What the task asks -
Write out the records below word for word, please.

============================================================

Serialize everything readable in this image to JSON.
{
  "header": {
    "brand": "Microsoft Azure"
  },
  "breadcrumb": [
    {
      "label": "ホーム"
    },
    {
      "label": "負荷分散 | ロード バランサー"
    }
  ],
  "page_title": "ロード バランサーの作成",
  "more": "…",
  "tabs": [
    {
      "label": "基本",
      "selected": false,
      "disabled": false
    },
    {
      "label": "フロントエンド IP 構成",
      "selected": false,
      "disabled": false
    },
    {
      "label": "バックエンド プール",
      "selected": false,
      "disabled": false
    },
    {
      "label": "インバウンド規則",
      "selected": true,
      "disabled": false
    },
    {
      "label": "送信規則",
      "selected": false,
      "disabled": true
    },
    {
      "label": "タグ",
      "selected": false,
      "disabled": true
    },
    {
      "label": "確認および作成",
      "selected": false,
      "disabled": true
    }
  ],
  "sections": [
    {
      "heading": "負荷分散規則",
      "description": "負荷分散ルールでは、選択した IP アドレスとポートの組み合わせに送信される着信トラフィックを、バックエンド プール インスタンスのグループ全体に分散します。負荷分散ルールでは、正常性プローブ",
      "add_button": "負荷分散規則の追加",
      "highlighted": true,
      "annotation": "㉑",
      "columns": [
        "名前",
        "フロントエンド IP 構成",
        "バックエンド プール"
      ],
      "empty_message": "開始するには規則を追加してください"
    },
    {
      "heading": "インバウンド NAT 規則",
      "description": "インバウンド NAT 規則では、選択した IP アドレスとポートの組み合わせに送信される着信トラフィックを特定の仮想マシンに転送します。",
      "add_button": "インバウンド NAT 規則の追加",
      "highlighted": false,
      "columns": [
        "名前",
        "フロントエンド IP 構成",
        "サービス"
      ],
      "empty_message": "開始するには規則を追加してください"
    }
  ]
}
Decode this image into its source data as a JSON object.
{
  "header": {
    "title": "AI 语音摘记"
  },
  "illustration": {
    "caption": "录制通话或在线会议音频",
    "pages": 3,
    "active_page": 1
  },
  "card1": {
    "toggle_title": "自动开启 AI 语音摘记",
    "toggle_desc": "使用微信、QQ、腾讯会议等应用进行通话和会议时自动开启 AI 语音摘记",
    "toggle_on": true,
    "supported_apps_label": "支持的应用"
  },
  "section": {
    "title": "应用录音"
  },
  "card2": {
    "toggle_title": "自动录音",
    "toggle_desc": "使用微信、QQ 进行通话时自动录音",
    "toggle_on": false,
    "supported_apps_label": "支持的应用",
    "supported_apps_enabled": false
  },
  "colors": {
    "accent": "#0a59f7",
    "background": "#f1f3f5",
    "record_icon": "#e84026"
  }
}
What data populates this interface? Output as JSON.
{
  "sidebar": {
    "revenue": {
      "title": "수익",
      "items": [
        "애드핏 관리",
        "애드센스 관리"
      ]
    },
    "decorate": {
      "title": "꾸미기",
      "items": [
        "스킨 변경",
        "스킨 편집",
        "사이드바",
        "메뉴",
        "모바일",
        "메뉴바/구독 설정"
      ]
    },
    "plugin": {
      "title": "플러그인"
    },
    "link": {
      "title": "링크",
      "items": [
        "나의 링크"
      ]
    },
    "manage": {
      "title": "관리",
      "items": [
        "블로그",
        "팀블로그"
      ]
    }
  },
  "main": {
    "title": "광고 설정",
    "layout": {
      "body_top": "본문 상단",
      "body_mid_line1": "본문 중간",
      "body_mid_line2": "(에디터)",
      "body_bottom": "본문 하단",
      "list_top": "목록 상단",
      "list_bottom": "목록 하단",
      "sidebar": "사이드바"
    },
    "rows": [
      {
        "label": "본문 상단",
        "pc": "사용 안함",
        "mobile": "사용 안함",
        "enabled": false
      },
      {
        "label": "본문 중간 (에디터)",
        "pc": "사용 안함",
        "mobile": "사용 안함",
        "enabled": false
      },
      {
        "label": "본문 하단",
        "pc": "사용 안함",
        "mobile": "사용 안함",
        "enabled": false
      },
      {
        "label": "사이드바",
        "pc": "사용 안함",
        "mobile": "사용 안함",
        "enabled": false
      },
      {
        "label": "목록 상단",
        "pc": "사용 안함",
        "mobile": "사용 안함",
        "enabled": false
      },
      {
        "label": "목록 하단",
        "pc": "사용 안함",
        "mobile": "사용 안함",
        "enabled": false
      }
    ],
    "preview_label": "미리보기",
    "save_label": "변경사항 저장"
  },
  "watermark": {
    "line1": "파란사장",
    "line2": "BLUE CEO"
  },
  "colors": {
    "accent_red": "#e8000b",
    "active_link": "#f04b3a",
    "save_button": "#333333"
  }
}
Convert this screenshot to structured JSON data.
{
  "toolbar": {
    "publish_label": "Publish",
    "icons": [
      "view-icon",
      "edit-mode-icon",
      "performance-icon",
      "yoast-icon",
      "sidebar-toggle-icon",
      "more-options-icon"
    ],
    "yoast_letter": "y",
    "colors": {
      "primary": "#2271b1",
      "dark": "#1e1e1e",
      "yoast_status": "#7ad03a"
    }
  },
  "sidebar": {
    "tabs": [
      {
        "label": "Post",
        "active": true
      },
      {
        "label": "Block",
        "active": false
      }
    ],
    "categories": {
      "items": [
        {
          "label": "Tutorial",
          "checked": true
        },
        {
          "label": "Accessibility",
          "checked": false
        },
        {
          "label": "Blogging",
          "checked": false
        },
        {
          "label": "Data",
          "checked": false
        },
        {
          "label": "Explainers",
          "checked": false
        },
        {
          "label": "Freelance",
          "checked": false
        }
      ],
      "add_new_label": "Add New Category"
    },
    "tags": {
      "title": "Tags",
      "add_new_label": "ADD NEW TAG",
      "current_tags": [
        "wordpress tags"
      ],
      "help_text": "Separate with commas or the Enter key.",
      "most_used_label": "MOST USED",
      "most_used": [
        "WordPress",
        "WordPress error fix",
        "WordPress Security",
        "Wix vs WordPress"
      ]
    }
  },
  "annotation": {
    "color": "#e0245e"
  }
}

============================================================

Written solution -
Serialize everything readable in this image to JSON.
{
  "header": {
    "brand": "Microsoft Azure"
  },
  "breadcrumb": [
    {
      "label": "ホーム"
    },
    {
      "label": "負荷分散 | ロード バランサー"
    }
  ],
  "page_title": "ロード バランサーの作成",
  "more": "…",
  "tabs": [
    {
      "label": "基本",
      "selected": false,
      "disabled": false
    },
    {
      "label": "フロントエンド IP 構成",
      "selected": false,
      "disabled": false
    },
    {
      "label": "バックエンド プール",
      "selected": false,
      "disabled": false
    },
    {
      "label": "インバウンド規則",
      "selected": true,
      "disabled": false
    },
    {
      "label": "送信規則",
      "selected": false,
      "disabled": true
    },
    {
      "label": "タグ",
      "selected": false,
      "disabled": true
    },
    {
      "label": "確認および作成",
      "selected": false,
      "disabled": true
    }
  ],
  "sections": [
    {
      "heading": "負荷分散規則",
      "description": "負荷分散ルールでは、選択した IP アドレスとポートの組み合わせに送信される着信トラフィックを、バックエンド プール インスタンスのグループ全体に分散します。負荷分散ルールでは、正常性プローブ",
      "add_button": "負荷分散規則の追加",
      "highlighted": true,
      "annotation": "㉑",
      "columns": [
        "名前",
        "フロントエンド IP 構成",
        "バックエンド プール"
      ],
      "empty_message": "開始するには規則を追加してください"
    },
    {
      "heading": "インバウンド NAT 規則",
      "description": "インバウンド NAT 規則では、選択した IP アドレスとポートの組み合わせに送信される着信トラフィックを特定の仮想マシンに転送します。",
      "add_button": "インバウンド NAT 規則の追加",
      "highlighted": false,
      "columns": [
        "名前",
        "フロントエンド IP 構成",
        "サービス"
      ],
      "empty_message": "開始するには規則を追加してください"
    }
  ]
}
Decode this image into its source data as a JSON object.
{
  "header": {
    "title": "AI 语音摘记"
  },
  "illustration": {
    "caption": "录制通话或在线会议音频",
    "pages": 3,
    "active_page": 1
  },
  "card1": {
    "toggle_title": "自动开启 AI 语音摘记",
    "toggle_desc": "使用微信、QQ、腾讯会议等应用进行通话和会议时自动开启 AI 语音摘记",
    "toggle_on": true,
    "supported_apps_label": "支持的应用"
  },
  "section": {
    "title": "应用录音"
  },
  "card2": {
    "toggle_title": "自动录音",
    "toggle_desc": "使用微信、QQ 进行通话时自动录音",
    "toggle_on": false,
    "supported_apps_label": "支持的应用",
    "supported_apps_enabled": false
  },
  "colors": {
    "accent": "#0a59f7",
    "background": "#f1f3f5",
    "record_icon": "#e84026"
  }
}
What data populates this interface? Output as JSON.
{
  "sidebar": {
    "revenue": {
      "title": "수익",
      "items": [
        "애드핏 관리",
        "애드센스 관리"
      ]
    },
    "decorate": {
      "title": "꾸미기",
      "items": [
        "스킨 변경",
        "스킨 편집",
        "사이드바",
        "메뉴",
        "모바일",
        "메뉴바/구독 설정"
      ]
    },
    "plugin": {
      "title": "플러그인"
    },
    "link": {
      "title": "링크",
      "items": [
        "나의 링크"
      ]
    },
    "manage": {
      "title": "관리",
      "items": [
        "블로그",
        "팀블로그"
      ]
    }
  },
  "main": {
    "title": "광고 설정",
    "layout": {
      "body_top": "본문 상단",
      "body_mid_line1": "본문 중간",
      "body_mid_line2": "(에디터)",
      "body_bottom": "본문 하단",
      "list_top": "목록 상단",
      "list_bottom": "목록 하단",
      "sidebar": "사이드바"
    },
    "rows": [
      {
        "label": "본문 상단",
        "pc": "사용 안함",
        "mobile": "사용 안함",
        "enabled": false
      },
      {
        "label": "본문 중간 (에디터)",
        "pc": "사용 안함",
        "mobile": "사용 안함",
        "enabled": false
      },
      {
        "label": "본문 하단",
        "pc": "사용 안함",
        "mobile": "사용 안함",
        "enabled": false
      },
      {
        "label": "사이드바",
        "pc": "사용 안함",
        "mobile": "사용 안함",
        "enabled": false
      },
      {
        "label": "목록 상단",
        "pc": "사용 안함",
        "mobile": "사용 안함",
        "enabled": false
      },
      {
        "label": "목록 하단",
        "pc": "사용 안함",
        "mobile": "사용 안함",
        "enabled": false
      }
    ],
    "preview_label": "미리보기",
    "save_label": "변경사항 저장"
  },
  "watermark": {
    "line1": "파란사장",
    "line2": "BLUE CEO"
  },
  "colors": {
    "accent_red": "#e8000b",
    "active_link": "#f04b3a",
    "save_button": "#333333"
  }
}
Convert this screenshot to structured JSON data.
{
  "toolbar": {
    "publish_label": "Publish",
    "icons": [
      "view-icon",
      "edit-mode-icon",
      "performance-icon",
      "yoast-icon",
      "sidebar-toggle-icon",
      "more-options-icon"
    ],
    "yoast_letter": "y",
    "colors": {
      "primary": "#2271b1",
      "dark": "#1e1e1e",
      "yoast_status": "#7ad03a"
    }
  },
  "sidebar": {
    "tabs": [
      {
        "label": "Post",
        "active": true
      },
      {
        "label": "Block",
        "active": false
      }
    ],
    "categories": {
      "items": [
        {
          "label": "Tutorial",
          "checked": true
        },
        {
          "label": "Accessibility",
          "checked": false
        },
        {
          "label": "Blogging",
          "checked": false
        },
        {
          "label": "Data",
          "checked": false
        },
        {
          "label": "Explainers",
          "checked": false
        },
        {
          "label": "Freelance",
          "checked": false
        }
      ],
      "add_new_label": "Add New Category"
    },
    "tags": {
      "title": "Tags",
      "add_new_label": "ADD NEW TAG",
      "current_tags": [
        "wordpress tags"
      ],
      "help_text": "Separate with commas or the Enter key.",
      "most_used_label": "MOST USED",
      "most_used": [
        "WordPress",
        "WordPress error fix",
        "WordPress Security",
        "Wix vs WordPress"
      ]
    }
  },
  "annotation": {
    "color": "#e0245e"
  }
}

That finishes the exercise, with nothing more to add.